Figure record listings:
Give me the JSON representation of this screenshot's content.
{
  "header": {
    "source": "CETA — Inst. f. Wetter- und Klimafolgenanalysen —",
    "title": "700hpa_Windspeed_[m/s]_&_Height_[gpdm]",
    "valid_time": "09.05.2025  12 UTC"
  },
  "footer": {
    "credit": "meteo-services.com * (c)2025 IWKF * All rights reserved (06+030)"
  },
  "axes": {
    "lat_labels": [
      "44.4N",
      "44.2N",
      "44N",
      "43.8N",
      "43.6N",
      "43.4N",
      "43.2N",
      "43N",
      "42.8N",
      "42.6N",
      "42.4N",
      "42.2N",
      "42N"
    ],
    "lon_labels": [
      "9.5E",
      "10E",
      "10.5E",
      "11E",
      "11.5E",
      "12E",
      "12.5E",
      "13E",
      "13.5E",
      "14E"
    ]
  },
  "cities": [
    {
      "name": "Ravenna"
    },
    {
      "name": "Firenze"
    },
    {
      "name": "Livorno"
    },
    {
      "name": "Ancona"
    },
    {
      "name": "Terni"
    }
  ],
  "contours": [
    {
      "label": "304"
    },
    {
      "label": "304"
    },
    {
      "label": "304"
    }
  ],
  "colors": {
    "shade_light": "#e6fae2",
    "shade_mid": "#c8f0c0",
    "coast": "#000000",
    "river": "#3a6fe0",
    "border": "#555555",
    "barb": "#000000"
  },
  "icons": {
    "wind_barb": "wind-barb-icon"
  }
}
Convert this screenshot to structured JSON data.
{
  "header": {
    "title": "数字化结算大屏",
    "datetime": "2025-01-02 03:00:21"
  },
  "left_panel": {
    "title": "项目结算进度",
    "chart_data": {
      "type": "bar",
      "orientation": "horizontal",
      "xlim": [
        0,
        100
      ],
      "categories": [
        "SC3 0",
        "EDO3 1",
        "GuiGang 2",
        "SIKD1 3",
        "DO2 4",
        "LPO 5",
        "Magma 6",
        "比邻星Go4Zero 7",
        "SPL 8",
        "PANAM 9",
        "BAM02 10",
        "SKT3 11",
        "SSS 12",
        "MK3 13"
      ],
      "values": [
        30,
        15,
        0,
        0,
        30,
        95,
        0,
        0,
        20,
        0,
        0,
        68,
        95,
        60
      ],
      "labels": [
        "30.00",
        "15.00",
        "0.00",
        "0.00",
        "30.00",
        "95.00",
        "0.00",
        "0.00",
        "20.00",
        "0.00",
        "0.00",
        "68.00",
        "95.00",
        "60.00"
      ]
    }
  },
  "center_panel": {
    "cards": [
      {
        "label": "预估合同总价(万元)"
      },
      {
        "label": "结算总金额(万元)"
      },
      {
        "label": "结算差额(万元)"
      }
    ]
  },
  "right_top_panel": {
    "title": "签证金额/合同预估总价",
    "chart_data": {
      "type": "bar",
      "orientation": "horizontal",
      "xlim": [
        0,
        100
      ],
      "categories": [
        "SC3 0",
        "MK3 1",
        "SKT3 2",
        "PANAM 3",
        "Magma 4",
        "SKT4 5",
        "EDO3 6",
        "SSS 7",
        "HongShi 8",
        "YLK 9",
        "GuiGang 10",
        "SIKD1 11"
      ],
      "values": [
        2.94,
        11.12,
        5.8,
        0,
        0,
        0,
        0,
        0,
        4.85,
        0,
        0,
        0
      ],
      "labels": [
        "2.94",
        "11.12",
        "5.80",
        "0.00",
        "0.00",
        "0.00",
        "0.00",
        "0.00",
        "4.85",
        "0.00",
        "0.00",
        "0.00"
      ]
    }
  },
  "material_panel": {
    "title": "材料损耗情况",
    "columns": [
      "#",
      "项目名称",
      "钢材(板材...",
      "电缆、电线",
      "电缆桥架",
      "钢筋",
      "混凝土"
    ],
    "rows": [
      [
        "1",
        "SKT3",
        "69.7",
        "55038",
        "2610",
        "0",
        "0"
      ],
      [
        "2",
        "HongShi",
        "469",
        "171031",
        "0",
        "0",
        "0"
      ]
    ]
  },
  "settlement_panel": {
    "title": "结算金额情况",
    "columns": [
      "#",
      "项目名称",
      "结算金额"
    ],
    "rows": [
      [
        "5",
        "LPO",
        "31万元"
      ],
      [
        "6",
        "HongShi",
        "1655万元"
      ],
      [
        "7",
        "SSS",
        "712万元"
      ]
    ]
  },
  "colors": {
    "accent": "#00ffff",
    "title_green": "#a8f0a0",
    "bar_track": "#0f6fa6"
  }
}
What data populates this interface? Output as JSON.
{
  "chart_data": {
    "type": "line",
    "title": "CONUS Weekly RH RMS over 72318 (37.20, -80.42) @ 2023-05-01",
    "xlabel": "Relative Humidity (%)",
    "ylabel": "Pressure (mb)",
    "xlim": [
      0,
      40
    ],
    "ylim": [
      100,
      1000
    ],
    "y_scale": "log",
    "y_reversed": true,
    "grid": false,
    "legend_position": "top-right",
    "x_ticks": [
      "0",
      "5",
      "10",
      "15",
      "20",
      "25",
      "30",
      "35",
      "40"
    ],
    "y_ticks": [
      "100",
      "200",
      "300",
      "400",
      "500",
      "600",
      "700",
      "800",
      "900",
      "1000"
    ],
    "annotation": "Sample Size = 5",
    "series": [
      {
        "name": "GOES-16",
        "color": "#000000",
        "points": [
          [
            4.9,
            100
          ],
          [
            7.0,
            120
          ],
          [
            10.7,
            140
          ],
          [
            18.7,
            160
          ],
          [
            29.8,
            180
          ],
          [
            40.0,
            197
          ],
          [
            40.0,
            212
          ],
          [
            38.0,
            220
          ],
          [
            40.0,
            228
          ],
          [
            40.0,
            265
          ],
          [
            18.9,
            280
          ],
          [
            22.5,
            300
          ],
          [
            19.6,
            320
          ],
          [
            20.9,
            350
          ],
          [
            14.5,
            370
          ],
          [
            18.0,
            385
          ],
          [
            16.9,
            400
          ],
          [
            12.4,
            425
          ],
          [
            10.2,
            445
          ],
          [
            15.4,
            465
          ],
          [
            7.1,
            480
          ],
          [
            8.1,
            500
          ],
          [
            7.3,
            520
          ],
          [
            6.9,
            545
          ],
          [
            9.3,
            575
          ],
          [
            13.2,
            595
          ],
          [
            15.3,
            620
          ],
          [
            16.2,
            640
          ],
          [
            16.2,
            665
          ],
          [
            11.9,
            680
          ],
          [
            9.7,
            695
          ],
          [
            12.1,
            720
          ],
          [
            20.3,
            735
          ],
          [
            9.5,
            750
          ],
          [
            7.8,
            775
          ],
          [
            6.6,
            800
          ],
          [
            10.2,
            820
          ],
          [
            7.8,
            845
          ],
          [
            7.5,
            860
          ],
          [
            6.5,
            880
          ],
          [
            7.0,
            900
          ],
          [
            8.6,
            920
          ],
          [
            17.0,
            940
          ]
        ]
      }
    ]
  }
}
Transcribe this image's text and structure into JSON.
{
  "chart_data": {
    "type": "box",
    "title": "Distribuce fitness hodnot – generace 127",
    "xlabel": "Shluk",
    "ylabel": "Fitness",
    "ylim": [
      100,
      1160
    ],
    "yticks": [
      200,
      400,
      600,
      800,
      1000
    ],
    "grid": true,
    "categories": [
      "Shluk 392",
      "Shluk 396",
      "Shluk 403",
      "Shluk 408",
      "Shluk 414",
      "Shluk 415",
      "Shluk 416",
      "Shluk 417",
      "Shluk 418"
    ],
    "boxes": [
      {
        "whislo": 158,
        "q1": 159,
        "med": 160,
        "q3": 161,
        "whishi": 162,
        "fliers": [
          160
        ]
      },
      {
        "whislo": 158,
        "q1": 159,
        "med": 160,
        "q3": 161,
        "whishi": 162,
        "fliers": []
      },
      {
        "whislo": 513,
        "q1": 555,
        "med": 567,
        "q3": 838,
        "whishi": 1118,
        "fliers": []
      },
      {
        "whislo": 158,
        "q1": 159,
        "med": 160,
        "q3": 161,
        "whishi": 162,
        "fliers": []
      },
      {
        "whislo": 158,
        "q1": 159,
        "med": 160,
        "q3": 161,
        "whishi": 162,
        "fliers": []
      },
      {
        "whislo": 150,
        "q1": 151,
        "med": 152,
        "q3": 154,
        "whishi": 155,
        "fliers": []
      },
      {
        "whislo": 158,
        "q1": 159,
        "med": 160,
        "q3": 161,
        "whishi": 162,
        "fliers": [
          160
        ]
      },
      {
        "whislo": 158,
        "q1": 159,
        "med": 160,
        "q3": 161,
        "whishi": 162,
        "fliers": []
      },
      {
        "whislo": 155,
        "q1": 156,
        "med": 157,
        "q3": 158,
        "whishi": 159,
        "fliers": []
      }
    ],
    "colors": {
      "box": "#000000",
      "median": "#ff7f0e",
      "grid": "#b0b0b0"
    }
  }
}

▶ **Task requirements**
Where a line contains "screenshot", copy that line.

▶ **Output**
Give me the JSON representation of this screenshot's content.
Convert this screenshot to structured JSON data.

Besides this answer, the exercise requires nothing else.